### TASK DATA
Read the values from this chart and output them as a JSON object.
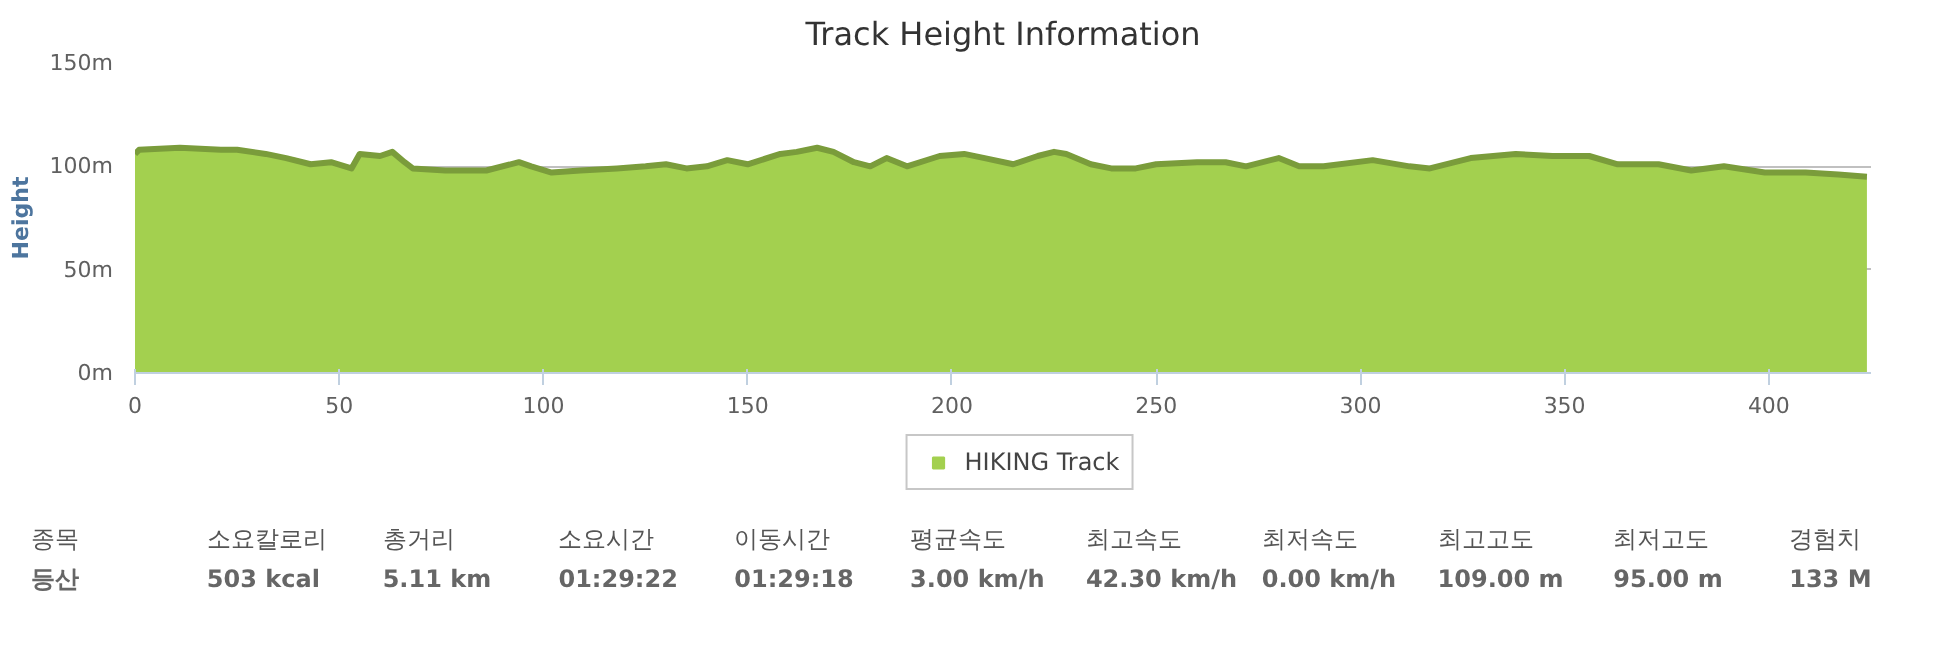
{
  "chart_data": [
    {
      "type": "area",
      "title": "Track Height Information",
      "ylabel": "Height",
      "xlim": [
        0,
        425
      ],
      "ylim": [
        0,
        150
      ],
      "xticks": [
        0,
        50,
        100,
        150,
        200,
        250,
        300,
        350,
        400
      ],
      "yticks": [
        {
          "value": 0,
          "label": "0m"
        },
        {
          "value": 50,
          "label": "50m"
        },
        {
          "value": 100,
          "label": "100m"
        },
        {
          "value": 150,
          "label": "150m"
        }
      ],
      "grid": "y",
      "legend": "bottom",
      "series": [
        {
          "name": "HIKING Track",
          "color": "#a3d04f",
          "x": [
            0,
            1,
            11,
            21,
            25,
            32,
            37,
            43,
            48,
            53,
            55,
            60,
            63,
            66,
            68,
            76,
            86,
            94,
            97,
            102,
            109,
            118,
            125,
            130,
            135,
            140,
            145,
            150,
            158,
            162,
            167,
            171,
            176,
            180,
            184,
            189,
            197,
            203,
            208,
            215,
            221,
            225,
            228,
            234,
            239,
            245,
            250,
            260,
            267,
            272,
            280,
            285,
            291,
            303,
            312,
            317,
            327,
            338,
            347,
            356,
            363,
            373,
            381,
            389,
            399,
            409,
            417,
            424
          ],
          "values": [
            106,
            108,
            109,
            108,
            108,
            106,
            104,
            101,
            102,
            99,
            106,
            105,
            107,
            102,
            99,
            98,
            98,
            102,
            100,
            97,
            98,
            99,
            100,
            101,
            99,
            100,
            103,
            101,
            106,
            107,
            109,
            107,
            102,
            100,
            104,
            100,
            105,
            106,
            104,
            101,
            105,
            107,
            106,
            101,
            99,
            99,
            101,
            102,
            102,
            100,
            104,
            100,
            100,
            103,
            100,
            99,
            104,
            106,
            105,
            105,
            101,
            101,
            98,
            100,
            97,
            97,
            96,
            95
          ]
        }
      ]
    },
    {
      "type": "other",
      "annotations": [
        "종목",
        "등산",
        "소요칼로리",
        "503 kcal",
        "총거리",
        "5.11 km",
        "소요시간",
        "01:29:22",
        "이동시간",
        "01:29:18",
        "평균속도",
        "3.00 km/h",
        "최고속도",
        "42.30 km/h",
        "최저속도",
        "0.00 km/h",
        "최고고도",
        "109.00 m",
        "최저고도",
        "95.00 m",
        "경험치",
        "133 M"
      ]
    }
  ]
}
--
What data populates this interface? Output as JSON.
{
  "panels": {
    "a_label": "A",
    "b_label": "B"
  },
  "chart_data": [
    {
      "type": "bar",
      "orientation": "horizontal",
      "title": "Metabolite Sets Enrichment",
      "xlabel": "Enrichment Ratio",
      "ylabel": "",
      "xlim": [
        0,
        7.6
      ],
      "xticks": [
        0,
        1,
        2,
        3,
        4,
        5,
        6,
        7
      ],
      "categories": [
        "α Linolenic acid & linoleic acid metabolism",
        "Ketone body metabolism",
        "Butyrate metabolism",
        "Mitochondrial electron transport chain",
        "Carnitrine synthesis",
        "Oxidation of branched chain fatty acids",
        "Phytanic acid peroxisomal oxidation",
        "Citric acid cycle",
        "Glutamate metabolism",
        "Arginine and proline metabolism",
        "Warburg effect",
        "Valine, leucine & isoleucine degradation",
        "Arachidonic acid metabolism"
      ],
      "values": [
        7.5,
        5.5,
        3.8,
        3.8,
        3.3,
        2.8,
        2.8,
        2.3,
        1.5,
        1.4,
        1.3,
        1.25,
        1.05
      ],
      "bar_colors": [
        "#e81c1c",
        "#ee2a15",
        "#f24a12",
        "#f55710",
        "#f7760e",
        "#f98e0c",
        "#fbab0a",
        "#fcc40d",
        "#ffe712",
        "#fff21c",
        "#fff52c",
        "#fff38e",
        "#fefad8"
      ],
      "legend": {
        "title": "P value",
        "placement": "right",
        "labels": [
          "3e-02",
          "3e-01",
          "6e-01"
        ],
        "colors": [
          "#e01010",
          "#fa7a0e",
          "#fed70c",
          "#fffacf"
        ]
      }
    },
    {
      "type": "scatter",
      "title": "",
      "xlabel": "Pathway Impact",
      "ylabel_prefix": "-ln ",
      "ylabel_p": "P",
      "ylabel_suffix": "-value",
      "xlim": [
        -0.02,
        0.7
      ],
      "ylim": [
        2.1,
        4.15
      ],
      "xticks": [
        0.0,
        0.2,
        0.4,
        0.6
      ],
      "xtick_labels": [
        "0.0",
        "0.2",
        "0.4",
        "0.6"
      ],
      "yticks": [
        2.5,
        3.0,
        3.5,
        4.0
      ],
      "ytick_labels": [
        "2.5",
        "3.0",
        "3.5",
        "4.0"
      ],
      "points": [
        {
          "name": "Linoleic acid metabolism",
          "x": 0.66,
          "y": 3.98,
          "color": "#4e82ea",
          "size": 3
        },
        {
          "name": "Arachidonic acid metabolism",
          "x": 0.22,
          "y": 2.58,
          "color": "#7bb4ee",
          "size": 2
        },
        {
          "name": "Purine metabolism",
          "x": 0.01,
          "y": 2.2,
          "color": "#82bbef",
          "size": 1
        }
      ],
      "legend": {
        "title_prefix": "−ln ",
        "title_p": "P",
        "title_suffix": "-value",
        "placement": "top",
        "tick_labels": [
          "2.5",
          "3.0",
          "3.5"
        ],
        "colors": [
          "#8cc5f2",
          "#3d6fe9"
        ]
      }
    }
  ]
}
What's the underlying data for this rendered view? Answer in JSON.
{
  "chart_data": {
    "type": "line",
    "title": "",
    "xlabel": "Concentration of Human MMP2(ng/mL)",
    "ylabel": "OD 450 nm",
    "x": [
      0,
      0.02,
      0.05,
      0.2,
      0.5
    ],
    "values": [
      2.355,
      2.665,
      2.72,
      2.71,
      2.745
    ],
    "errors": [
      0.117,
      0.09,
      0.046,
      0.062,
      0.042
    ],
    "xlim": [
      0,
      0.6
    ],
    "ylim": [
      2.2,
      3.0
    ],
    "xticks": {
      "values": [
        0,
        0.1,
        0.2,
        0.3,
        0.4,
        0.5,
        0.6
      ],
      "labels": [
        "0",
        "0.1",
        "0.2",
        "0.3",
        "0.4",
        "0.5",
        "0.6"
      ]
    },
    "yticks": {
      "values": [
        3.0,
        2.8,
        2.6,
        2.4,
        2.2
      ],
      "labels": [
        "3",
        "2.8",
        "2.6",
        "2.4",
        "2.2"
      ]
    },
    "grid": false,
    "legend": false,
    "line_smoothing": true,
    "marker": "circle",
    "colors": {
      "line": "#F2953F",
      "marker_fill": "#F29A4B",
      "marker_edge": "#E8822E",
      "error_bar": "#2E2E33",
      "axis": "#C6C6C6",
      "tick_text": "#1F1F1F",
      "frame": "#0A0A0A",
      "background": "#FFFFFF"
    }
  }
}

### REQUEST
Give the number of lines in the entries above that include the string "legend". No other output is expected.

### EXERCISE RESPONSE
4